::: DATA LISTING :::
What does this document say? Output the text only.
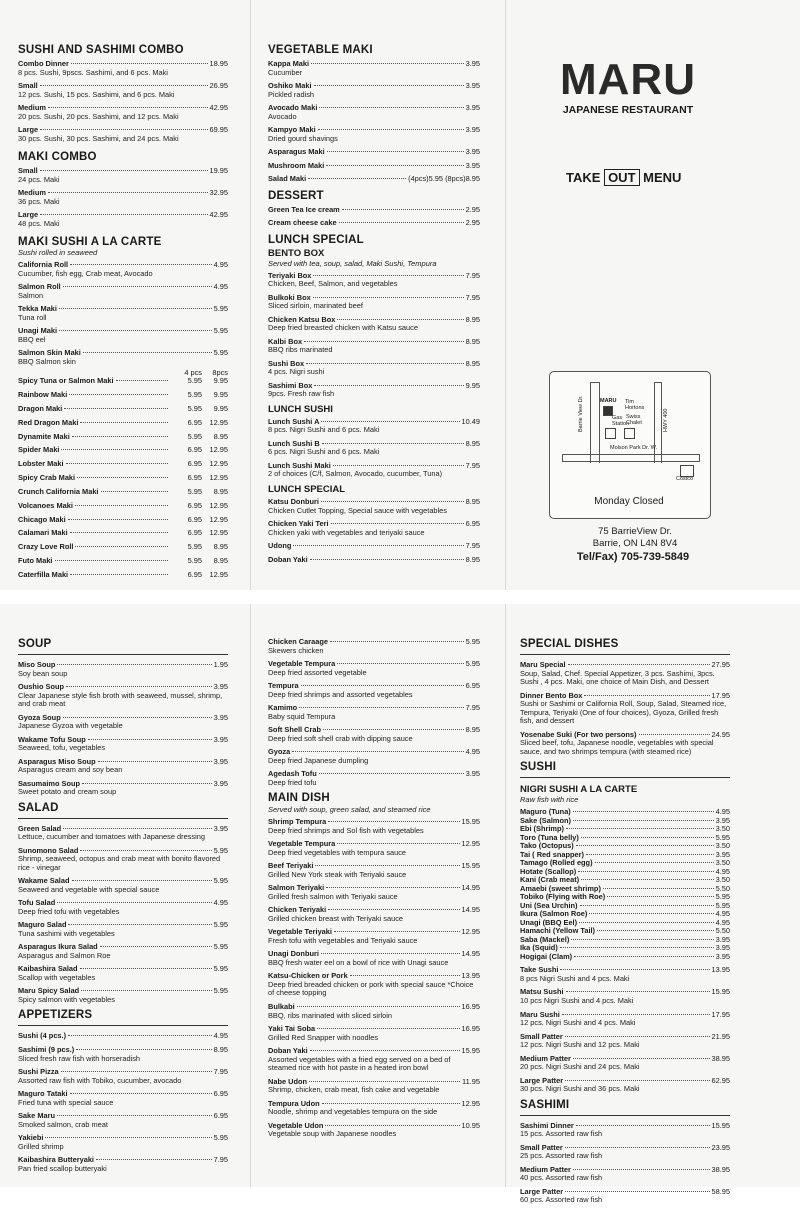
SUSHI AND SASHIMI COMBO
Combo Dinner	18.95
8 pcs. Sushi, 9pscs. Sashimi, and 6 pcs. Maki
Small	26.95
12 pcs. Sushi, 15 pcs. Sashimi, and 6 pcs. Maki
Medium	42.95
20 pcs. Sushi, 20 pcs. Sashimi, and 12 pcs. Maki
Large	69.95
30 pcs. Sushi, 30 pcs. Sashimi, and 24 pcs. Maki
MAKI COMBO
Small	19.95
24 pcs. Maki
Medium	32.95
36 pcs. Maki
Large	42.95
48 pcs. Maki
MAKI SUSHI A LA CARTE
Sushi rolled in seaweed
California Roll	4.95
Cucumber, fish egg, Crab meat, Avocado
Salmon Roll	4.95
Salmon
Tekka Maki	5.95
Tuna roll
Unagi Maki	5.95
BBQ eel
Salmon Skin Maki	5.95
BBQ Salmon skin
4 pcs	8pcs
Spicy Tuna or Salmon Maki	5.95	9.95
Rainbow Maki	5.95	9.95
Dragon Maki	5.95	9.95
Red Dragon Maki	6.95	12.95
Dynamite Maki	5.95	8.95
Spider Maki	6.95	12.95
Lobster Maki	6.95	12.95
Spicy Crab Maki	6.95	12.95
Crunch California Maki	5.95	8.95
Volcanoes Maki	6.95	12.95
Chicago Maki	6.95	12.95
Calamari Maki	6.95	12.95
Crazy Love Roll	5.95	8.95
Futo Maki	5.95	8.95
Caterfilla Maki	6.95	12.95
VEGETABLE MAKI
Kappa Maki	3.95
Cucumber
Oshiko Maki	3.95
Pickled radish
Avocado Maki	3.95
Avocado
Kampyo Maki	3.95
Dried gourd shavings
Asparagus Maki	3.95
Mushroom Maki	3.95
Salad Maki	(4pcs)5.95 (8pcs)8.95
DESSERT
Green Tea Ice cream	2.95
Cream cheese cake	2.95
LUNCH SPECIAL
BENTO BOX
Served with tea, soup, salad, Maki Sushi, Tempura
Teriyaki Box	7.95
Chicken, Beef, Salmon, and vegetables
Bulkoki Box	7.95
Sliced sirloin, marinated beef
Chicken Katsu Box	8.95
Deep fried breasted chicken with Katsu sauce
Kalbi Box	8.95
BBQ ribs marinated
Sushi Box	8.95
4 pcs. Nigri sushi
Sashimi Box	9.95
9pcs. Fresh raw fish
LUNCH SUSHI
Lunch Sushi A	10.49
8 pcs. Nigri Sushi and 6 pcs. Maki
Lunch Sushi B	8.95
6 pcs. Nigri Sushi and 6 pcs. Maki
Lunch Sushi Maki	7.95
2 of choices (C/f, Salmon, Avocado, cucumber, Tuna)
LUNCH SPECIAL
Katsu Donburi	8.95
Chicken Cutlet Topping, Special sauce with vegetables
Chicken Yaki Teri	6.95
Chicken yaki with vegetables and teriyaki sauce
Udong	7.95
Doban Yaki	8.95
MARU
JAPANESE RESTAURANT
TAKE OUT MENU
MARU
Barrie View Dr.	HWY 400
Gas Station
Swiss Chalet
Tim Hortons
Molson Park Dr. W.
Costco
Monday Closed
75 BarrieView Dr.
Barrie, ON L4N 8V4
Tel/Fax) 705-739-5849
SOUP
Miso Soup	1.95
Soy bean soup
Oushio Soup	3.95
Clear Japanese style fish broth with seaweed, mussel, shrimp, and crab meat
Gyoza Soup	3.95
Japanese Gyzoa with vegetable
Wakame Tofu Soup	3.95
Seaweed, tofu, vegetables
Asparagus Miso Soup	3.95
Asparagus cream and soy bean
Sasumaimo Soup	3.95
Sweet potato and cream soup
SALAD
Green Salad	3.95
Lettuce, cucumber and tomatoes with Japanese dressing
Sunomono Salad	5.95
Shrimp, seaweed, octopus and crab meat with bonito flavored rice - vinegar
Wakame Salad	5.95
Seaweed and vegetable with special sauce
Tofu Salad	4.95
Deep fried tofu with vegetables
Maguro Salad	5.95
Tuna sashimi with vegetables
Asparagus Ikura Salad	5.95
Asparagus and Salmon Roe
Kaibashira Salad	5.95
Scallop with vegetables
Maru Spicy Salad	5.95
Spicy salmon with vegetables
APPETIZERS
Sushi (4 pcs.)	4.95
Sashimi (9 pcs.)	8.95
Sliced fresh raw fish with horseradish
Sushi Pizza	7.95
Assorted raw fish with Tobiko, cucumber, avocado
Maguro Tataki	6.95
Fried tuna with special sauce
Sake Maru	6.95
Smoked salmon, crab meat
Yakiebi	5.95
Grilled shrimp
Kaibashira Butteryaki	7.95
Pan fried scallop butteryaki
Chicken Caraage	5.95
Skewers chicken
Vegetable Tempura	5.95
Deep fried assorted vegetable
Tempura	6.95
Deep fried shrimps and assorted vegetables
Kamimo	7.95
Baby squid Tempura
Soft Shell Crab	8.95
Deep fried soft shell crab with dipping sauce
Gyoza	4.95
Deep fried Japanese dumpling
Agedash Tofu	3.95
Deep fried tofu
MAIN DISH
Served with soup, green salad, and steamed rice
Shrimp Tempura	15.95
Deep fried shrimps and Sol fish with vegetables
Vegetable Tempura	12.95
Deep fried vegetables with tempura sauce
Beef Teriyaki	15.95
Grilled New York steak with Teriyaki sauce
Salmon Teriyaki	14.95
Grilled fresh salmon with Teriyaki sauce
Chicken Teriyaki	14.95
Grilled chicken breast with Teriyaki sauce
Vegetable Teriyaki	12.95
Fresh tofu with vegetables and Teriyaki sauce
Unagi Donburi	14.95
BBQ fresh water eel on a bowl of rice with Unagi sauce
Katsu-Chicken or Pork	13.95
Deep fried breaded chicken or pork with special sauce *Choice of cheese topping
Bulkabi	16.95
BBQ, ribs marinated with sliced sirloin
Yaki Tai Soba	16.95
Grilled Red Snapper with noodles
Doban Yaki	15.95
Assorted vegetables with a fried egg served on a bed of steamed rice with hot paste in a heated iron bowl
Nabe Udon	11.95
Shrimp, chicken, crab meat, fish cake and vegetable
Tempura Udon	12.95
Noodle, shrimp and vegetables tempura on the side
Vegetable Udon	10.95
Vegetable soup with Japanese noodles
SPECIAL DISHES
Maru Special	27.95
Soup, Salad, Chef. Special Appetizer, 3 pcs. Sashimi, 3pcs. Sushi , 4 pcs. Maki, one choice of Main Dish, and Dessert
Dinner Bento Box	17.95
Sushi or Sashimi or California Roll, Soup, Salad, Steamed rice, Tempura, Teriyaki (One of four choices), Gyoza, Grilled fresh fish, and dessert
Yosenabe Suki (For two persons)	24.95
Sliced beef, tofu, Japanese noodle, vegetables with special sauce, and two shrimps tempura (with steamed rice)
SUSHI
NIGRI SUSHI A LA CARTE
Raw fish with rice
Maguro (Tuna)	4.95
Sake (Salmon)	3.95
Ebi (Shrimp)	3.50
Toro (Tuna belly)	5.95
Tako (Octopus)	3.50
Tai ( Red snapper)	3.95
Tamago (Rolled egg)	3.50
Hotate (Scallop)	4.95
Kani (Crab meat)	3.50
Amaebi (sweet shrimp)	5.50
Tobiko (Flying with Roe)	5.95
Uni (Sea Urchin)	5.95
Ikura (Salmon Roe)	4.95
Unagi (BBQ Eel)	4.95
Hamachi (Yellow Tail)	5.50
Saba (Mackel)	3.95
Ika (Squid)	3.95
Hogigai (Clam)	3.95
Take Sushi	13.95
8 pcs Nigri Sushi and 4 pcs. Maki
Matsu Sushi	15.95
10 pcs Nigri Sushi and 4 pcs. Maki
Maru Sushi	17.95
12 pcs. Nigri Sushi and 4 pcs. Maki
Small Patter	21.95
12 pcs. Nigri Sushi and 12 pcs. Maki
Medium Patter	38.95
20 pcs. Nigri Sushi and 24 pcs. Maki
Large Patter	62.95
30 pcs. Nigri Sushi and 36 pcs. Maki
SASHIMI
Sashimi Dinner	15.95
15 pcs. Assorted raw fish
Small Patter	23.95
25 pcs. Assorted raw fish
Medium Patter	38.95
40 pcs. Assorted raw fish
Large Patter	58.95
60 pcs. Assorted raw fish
:::
::: DATA LISTING :::
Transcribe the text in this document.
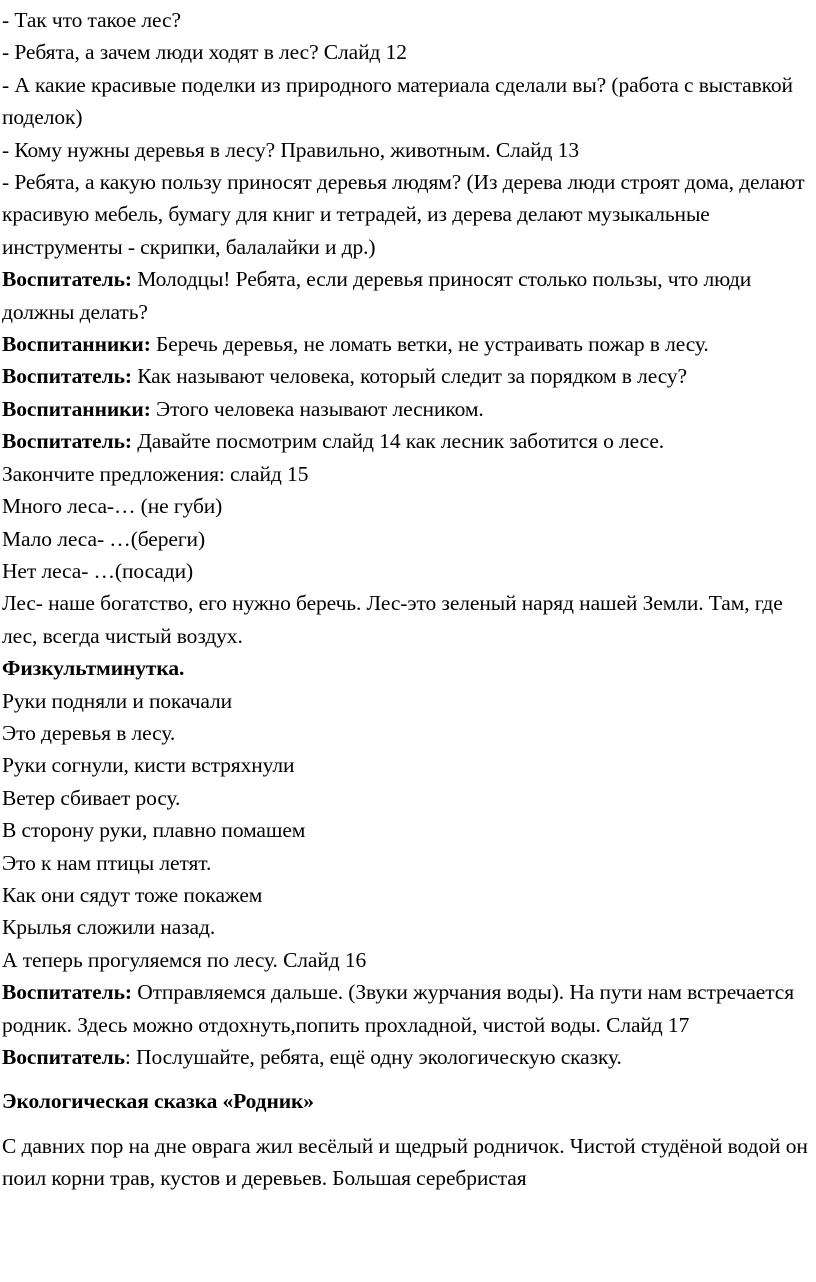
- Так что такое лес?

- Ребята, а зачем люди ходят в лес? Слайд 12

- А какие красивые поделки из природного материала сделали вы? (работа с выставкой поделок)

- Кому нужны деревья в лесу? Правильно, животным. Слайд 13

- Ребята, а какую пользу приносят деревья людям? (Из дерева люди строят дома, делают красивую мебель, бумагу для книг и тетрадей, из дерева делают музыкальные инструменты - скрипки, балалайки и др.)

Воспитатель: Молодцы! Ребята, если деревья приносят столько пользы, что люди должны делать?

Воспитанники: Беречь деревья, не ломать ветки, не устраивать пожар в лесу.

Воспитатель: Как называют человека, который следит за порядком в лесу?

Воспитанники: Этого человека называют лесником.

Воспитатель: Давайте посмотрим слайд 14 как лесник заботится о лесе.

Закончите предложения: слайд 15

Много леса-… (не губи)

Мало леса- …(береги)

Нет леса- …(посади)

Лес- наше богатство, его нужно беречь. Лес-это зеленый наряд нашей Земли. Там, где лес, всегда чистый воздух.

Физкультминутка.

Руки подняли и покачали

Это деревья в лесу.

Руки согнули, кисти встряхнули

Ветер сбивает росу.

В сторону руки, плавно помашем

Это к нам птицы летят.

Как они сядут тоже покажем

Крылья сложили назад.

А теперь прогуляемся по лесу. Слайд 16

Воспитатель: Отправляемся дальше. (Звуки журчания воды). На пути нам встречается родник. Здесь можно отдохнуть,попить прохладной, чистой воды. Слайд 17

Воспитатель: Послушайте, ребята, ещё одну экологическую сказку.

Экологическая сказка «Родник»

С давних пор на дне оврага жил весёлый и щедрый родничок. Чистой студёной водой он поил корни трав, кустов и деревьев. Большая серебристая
:::
::: DATA LISTING :::
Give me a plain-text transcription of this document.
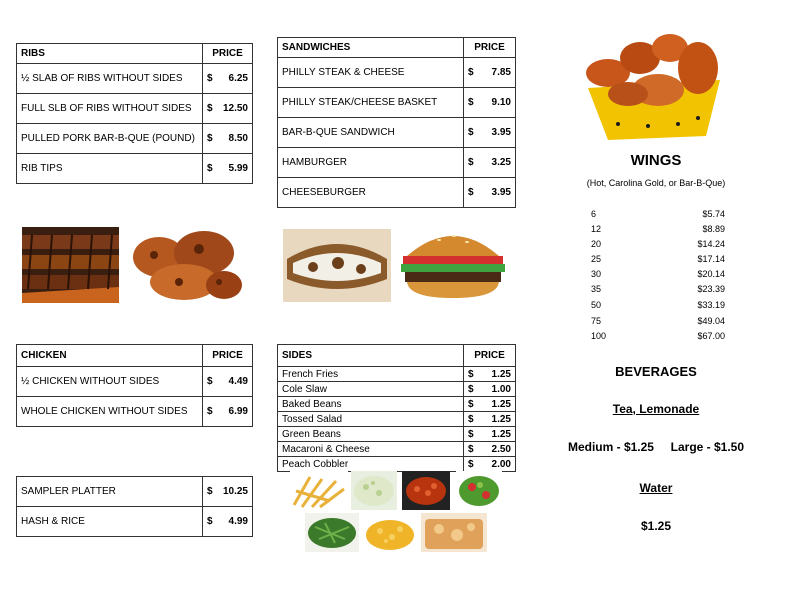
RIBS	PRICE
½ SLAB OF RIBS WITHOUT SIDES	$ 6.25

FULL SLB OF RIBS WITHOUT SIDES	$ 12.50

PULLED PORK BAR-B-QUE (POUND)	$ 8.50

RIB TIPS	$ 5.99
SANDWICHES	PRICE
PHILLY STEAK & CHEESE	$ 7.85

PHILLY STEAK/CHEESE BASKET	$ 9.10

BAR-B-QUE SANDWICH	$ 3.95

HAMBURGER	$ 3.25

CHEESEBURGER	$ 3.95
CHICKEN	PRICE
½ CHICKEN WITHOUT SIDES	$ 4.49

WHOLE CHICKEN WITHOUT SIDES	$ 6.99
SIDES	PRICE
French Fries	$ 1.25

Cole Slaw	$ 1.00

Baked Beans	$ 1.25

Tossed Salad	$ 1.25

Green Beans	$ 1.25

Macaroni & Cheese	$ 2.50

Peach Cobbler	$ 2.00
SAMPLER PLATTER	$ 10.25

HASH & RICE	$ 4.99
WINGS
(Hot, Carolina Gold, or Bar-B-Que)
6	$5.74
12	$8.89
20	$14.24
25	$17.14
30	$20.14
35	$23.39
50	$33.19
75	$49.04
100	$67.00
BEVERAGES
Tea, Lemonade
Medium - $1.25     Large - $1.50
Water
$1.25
:::
- [WRITTEN EXERCISE]: How many lines in the entries contain the string "document"? Answer with the number only.

- [SOLUTION TO THIS TASK]: 3